##### Task input

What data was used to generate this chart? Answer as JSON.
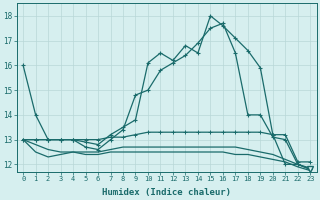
{
  "title": "",
  "xlabel": "Humidex (Indice chaleur)",
  "ylabel": "",
  "bg_color": "#d6efef",
  "grid_color": "#b8d8d8",
  "line_color": "#1a6b6b",
  "xlim": [
    -0.5,
    23.5
  ],
  "ylim": [
    11.7,
    18.5
  ],
  "xticks": [
    0,
    1,
    2,
    3,
    4,
    5,
    6,
    7,
    8,
    9,
    10,
    11,
    12,
    13,
    14,
    15,
    16,
    17,
    18,
    19,
    20,
    21,
    22,
    23
  ],
  "yticks": [
    12,
    13,
    14,
    15,
    16,
    17,
    18
  ],
  "series_main": [
    16.0,
    14.0,
    13.0,
    13.0,
    13.0,
    12.9,
    12.8,
    13.2,
    13.5,
    13.8,
    16.1,
    16.5,
    16.2,
    16.8,
    16.5,
    18.0,
    17.6,
    17.1,
    16.6,
    15.9,
    13.2,
    12.0,
    12.0,
    11.8
  ],
  "series_rise": [
    13.0,
    13.0,
    13.0,
    13.0,
    13.0,
    12.7,
    12.6,
    13.0,
    13.4,
    14.8,
    15.0,
    15.8,
    16.1,
    16.4,
    16.9,
    17.5,
    17.7,
    16.5,
    14.0,
    14.0,
    13.1,
    13.0,
    12.0,
    11.8
  ],
  "series_flat1": [
    13.0,
    13.0,
    13.0,
    13.0,
    13.0,
    13.0,
    13.0,
    13.1,
    13.1,
    13.2,
    13.3,
    13.3,
    13.3,
    13.3,
    13.3,
    13.3,
    13.3,
    13.3,
    13.3,
    13.3,
    13.2,
    13.2,
    12.1,
    12.1
  ],
  "series_flat2": [
    13.0,
    12.8,
    12.6,
    12.5,
    12.5,
    12.5,
    12.5,
    12.6,
    12.7,
    12.7,
    12.7,
    12.7,
    12.7,
    12.7,
    12.7,
    12.7,
    12.7,
    12.7,
    12.6,
    12.5,
    12.4,
    12.2,
    12.0,
    11.85
  ],
  "series_low": [
    13.0,
    12.5,
    12.3,
    12.4,
    12.5,
    12.4,
    12.4,
    12.5,
    12.5,
    12.5,
    12.5,
    12.5,
    12.5,
    12.5,
    12.5,
    12.5,
    12.5,
    12.4,
    12.4,
    12.3,
    12.2,
    12.1,
    11.9,
    11.75
  ],
  "triangle_x": 23,
  "triangle_y": 11.8
}
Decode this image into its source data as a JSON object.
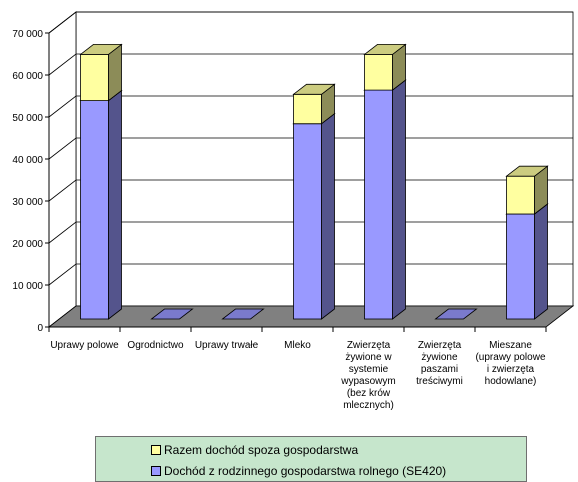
{
  "chart_data": {
    "type": "bar",
    "stacked": true,
    "three_d": true,
    "categories": [
      [
        "Uprawy polowe"
      ],
      [
        "Ogrodnictwo"
      ],
      [
        "Uprawy trwałe"
      ],
      [
        "Mleko"
      ],
      [
        "Zwierzęta",
        "żywione w",
        "systemie",
        "wypasowym",
        "(bez krów",
        "mlecznych)"
      ],
      [
        "Zwierzęta",
        "żywione",
        "paszami",
        "treściwymi"
      ],
      [
        "Mieszane",
        "(uprawy polowe",
        "i zwierzęta",
        "hodowlane)"
      ]
    ],
    "series": [
      {
        "name": "Dochód z rodzinnego gospodarstwa rolnego (SE420)",
        "color": "#9999ff",
        "values": [
          52000,
          0,
          0,
          46500,
          54500,
          0,
          25000
        ]
      },
      {
        "name": "Razem dochód spoza gospodarstwa",
        "color": "#ffffa0",
        "values": [
          11000,
          0,
          0,
          7000,
          8500,
          0,
          9000
        ]
      }
    ],
    "ylim": [
      0,
      70000
    ],
    "yticks": [
      "0",
      "10 000",
      "20 000",
      "30 000",
      "40 000",
      "50 000",
      "60 000",
      "70 000"
    ],
    "grid": true,
    "legend_position": "bottom"
  }
}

##########

Required task
Each record must be quoted in full and exactly. Do not include the pictures.

Exercise response
What data was used to generate this chart? Answer as JSON.
{
  "title": "",
  "xlabel": "Humidex (Indice chaleur)",
  "ylabel": "",
  "bg_color": "#d6efef",
  "grid_color": "#b8d8d8",
  "line_color": "#1a6b6b",
  "xlim": [
    -0.5,
    23.5
  ],
  "ylim": [
    11.7,
    18.5
  ],
  "xticks": [
    0,
    1,
    2,
    3,
    4,
    5,
    6,
    7,
    8,
    9,
    10,
    11,
    12,
    13,
    14,
    15,
    16,
    17,
    18,
    19,
    20,
    21,
    22,
    23
  ],
  "yticks": [
    12,
    13,
    14,
    15,
    16,
    17,
    18
  ],
  "series_main": [
    16.0,
    14.0,
    13.0,
    13.0,
    13.0,
    12.9,
    12.8,
    13.2,
    13.5,
    13.8,
    16.1,
    16.5,
    16.2,
    16.8,
    16.5,
    18.0,
    17.6,
    17.1,
    16.6,
    15.9,
    13.2,
    12.0,
    12.0,
    11.8
  ],
  "series_rise": [
    13.0,
    13.0,
    13.0,
    13.0,
    13.0,
    12.7,
    12.6,
    13.0,
    13.4,
    14.8,
    15.0,
    15.8,
    16.1,
    16.4,
    16.9,
    17.5,
    17.7,
    16.5,
    14.0,
    14.0,
    13.1,
    13.0,
    12.0,
    11.8
  ],
  "series_flat1": [
    13.0,
    13.0,
    13.0,
    13.0,
    13.0,
    13.0,
    13.0,
    13.1,
    13.1,
    13.2,
    13.3,
    13.3,
    13.3,
    13.3,
    13.3,
    13.3,
    13.3,
    13.3,
    13.3,
    13.3,
    13.2,
    13.2,
    12.1,
    12.1
  ],
  "series_flat2": [
    13.0,
    12.8,
    12.6,
    12.5,
    12.5,
    12.5,
    12.5,
    12.6,
    12.7,
    12.7,
    12.7,
    12.7,
    12.7,
    12.7,
    12.7,
    12.7,
    12.7,
    12.7,
    12.6,
    12.5,
    12.4,
    12.2,
    12.0,
    11.85
  ],
  "series_low": [
    13.0,
    12.5,
    12.3,
    12.4,
    12.5,
    12.4,
    12.4,
    12.5,
    12.5,
    12.5,
    12.5,
    12.5,
    12.5,
    12.5,
    12.5,
    12.5,
    12.5,
    12.4,
    12.4,
    12.3,
    12.2,
    12.1,
    11.9,
    11.75
  ],
  "triangle_x": 23,
  "triangle_y": 11.8
}
Decode this image into its source data as a JSON object.
{
  "chart_data": {
    "type": "bar",
    "stacked": true,
    "three_d": true,
    "categories": [
      [
        "Uprawy polowe"
      ],
      [
        "Ogrodnictwo"
      ],
      [
        "Uprawy trwałe"
      ],
      [
        "Mleko"
      ],
      [
        "Zwierzęta",
        "żywione w",
        "systemie",
        "wypasowym",
        "(bez krów",
        "mlecznych)"
      ],
      [
        "Zwierzęta",
        "żywione",
        "paszami",
        "treściwymi"
      ],
      [
        "Mieszane",
        "(uprawy polowe",
        "i zwierzęta",
        "hodowlane)"
      ]
    ],
    "series": [
      {
        "name": "Dochód z rodzinnego gospodarstwa rolnego (SE420)",
        "color": "#9999ff",
        "values": [
          52000,
          0,
          0,
          46500,
          54500,
          0,
          25000
        ]
      },
      {
        "name": "Razem dochód spoza gospodarstwa",
        "color": "#ffffa0",
        "values": [
          11000,
          0,
          0,
          7000,
          8500,
          0,
          9000
        ]
      }
    ],
    "ylim": [
      0,
      70000
    ],
    "yticks": [
      "0",
      "10 000",
      "20 000",
      "30 000",
      "40 000",
      "50 000",
      "60 000",
      "70 000"
    ],
    "grid": true,
    "legend_position": "bottom"
  }
}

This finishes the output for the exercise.